Written task — How many lines of the records hold the string "values"? Reply with the number alone.

Listed records —

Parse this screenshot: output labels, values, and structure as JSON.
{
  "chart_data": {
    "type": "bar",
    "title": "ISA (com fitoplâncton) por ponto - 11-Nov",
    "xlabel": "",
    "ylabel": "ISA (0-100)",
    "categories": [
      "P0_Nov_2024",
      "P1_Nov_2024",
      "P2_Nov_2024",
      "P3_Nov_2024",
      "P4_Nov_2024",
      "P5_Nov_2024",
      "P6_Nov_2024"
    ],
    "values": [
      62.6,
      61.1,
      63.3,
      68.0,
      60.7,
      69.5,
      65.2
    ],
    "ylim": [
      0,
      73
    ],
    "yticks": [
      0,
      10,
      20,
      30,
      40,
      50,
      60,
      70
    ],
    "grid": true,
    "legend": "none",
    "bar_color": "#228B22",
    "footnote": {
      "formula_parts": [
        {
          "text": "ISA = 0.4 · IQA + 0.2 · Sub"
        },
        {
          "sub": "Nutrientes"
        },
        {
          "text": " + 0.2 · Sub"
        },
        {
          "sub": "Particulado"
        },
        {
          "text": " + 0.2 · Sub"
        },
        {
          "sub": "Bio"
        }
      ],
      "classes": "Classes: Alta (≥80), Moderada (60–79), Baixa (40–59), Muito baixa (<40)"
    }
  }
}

The response — 2